--- THE RECORDS ---
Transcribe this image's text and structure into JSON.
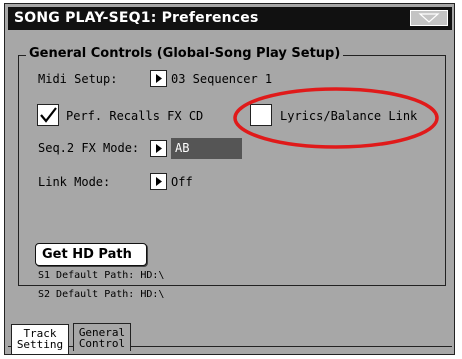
{
  "window": {
    "title": "SONG PLAY-SEQ1: Preferences",
    "menu_icon": "triangle-down-icon"
  },
  "group": {
    "legend": "General Controls (Global-Song Play Setup)"
  },
  "midi_setup": {
    "label": "Midi Setup:",
    "value": "03 Sequencer 1"
  },
  "perf_recalls": {
    "label": "Perf. Recalls FX CD",
    "checked": true
  },
  "lyrics_balance": {
    "label": "Lyrics/Balance Link",
    "checked": false
  },
  "seq2_fx_mode": {
    "label": "Seq.2 FX Mode:",
    "value": "AB"
  },
  "link_mode": {
    "label": "Link Mode:",
    "value": "Off"
  },
  "hd_path_button": {
    "label": "Get HD Path"
  },
  "paths": {
    "s1": "S1 Default Path: HD:\\",
    "s2": "S2 Default Path: HD:\\"
  },
  "tabs": [
    {
      "line1": "Track",
      "line2": "Setting",
      "active": true
    },
    {
      "line1": "General",
      "line2": "Control",
      "active": false
    }
  ],
  "colors": {
    "panel": "#a7a7a7",
    "titlebar": "#111111",
    "highlight_oval": "#e01a1a"
  }
}
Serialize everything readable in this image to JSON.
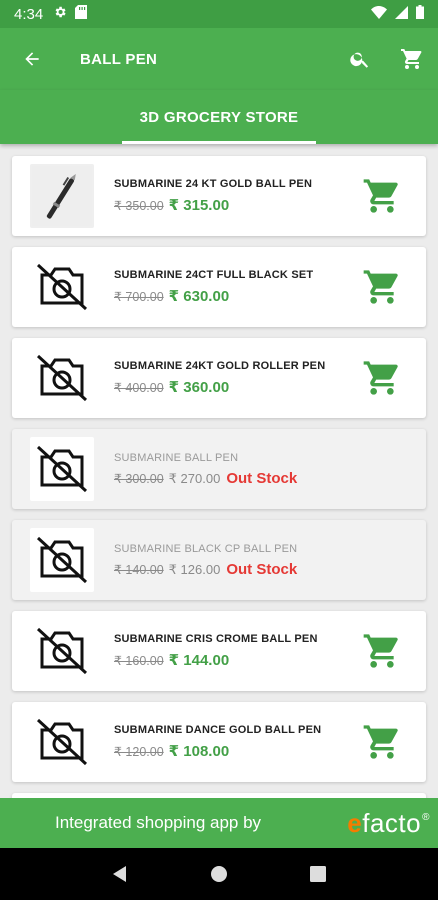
{
  "status_bar": {
    "time": "4:34",
    "icons_left": [
      "gear-icon",
      "sd-card-icon"
    ],
    "icons_right": [
      "wifi-icon",
      "signal-icon",
      "battery-icon"
    ]
  },
  "app_bar": {
    "title": "BALL PEN",
    "back_icon": "arrow-left-icon",
    "actions": [
      "search-icon",
      "cart-icon"
    ]
  },
  "tabs": [
    {
      "label": "3D GROCERY STORE",
      "selected": true
    }
  ],
  "colors": {
    "primary": "#4caf50",
    "price_green": "#43a047",
    "out_of_stock_red": "#e53935",
    "logo_orange": "#f57c00"
  },
  "products": [
    {
      "name": "SUBMARINE 24 KT GOLD BALL PEN",
      "mrp": "₹ 350.00",
      "price": "₹ 315.00",
      "image": "pen-photo",
      "in_stock": true,
      "stock_label": ""
    },
    {
      "name": "SUBMARINE 24CT FULL BLACK SET",
      "mrp": "₹ 700.00",
      "price": "₹ 630.00",
      "image": "no-image-icon",
      "in_stock": true,
      "stock_label": ""
    },
    {
      "name": "SUBMARINE 24KT GOLD ROLLER PEN",
      "mrp": "₹ 400.00",
      "price": "₹ 360.00",
      "image": "no-image-icon",
      "in_stock": true,
      "stock_label": ""
    },
    {
      "name": "SUBMARINE BALL PEN",
      "mrp": "₹ 300.00",
      "price": "₹ 270.00",
      "image": "no-image-icon",
      "in_stock": false,
      "stock_label": "Out Stock"
    },
    {
      "name": "SUBMARINE BLACK CP BALL PEN",
      "mrp": "₹ 140.00",
      "price": "₹ 126.00",
      "image": "no-image-icon",
      "in_stock": false,
      "stock_label": "Out Stock"
    },
    {
      "name": "SUBMARINE CRIS CROME BALL PEN",
      "mrp": "₹ 160.00",
      "price": "₹ 144.00",
      "image": "no-image-icon",
      "in_stock": true,
      "stock_label": ""
    },
    {
      "name": "SUBMARINE DANCE GOLD BALL PEN",
      "mrp": "₹ 120.00",
      "price": "₹ 108.00",
      "image": "no-image-icon",
      "in_stock": true,
      "stock_label": ""
    }
  ],
  "footer": {
    "promo_text": "Integrated shopping app by",
    "logo_e": "e",
    "logo_rest": "facto",
    "logo_mark": "®"
  },
  "nav_bar": [
    "back-triangle-icon",
    "home-circle-icon",
    "recents-square-icon"
  ]
}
---
Each record should be quoted exactly, with the images omitted.

Transcribe this image's text and structure into JSON.
{
  "window": {
    "title": "SONG PLAY-SEQ1: Preferences",
    "menu_icon": "triangle-down-icon"
  },
  "group": {
    "legend": "General Controls (Global-Song Play Setup)"
  },
  "midi_setup": {
    "label": "Midi Setup:",
    "value": "03 Sequencer 1"
  },
  "perf_recalls": {
    "label": "Perf. Recalls FX CD",
    "checked": true
  },
  "lyrics_balance": {
    "label": "Lyrics/Balance Link",
    "checked": false
  },
  "seq2_fx_mode": {
    "label": "Seq.2 FX Mode:",
    "value": "AB"
  },
  "link_mode": {
    "label": "Link Mode:",
    "value": "Off"
  },
  "hd_path_button": {
    "label": "Get HD Path"
  },
  "paths": {
    "s1": "S1 Default Path: HD:\\",
    "s2": "S2 Default Path: HD:\\"
  },
  "tabs": [
    {
      "line1": "Track",
      "line2": "Setting",
      "active": true
    },
    {
      "line1": "General",
      "line2": "Control",
      "active": false
    }
  ],
  "colors": {
    "panel": "#a7a7a7",
    "titlebar": "#111111",
    "highlight_oval": "#e01a1a"
  }
}
Serialize everything readable in this image to JSON.
{
  "status_bar": {
    "time": "4:34",
    "icons_left": [
      "gear-icon",
      "sd-card-icon"
    ],
    "icons_right": [
      "wifi-icon",
      "signal-icon",
      "battery-icon"
    ]
  },
  "app_bar": {
    "title": "BALL PEN",
    "back_icon": "arrow-left-icon",
    "actions": [
      "search-icon",
      "cart-icon"
    ]
  },
  "tabs": [
    {
      "label": "3D GROCERY STORE",
      "selected": true
    }
  ],
  "colors": {
    "primary": "#4caf50",
    "price_green": "#43a047",
    "out_of_stock_red": "#e53935",
    "logo_orange": "#f57c00"
  },
  "products": [
    {
      "name": "SUBMARINE 24 KT GOLD BALL PEN",
      "mrp": "₹ 350.00",
      "price": "₹ 315.00",
      "image": "pen-photo",
      "in_stock": true,
      "stock_label": ""
    },
    {
      "name": "SUBMARINE 24CT FULL BLACK SET",
      "mrp": "₹ 700.00",
      "price": "₹ 630.00",
      "image": "no-image-icon",
      "in_stock": true,
      "stock_label": ""
    },
    {
      "name": "SUBMARINE 24KT GOLD ROLLER PEN",
      "mrp": "₹ 400.00",
      "price": "₹ 360.00",
      "image": "no-image-icon",
      "in_stock": true,
      "stock_label": ""
    },
    {
      "name": "SUBMARINE BALL PEN",
      "mrp": "₹ 300.00",
      "price": "₹ 270.00",
      "image": "no-image-icon",
      "in_stock": false,
      "stock_label": "Out Stock"
    },
    {
      "name": "SUBMARINE BLACK CP BALL PEN",
      "mrp": "₹ 140.00",
      "price": "₹ 126.00",
      "image": "no-image-icon",
      "in_stock": false,
      "stock_label": "Out Stock"
    },
    {
      "name": "SUBMARINE CRIS CROME BALL PEN",
      "mrp": "₹ 160.00",
      "price": "₹ 144.00",
      "image": "no-image-icon",
      "in_stock": true,
      "stock_label": ""
    },
    {
      "name": "SUBMARINE DANCE GOLD BALL PEN",
      "mrp": "₹ 120.00",
      "price": "₹ 108.00",
      "image": "no-image-icon",
      "in_stock": true,
      "stock_label": ""
    }
  ],
  "footer": {
    "promo_text": "Integrated shopping app by",
    "logo_e": "e",
    "logo_rest": "facto",
    "logo_mark": "®"
  },
  "nav_bar": [
    "back-triangle-icon",
    "home-circle-icon",
    "recents-square-icon"
  ]
}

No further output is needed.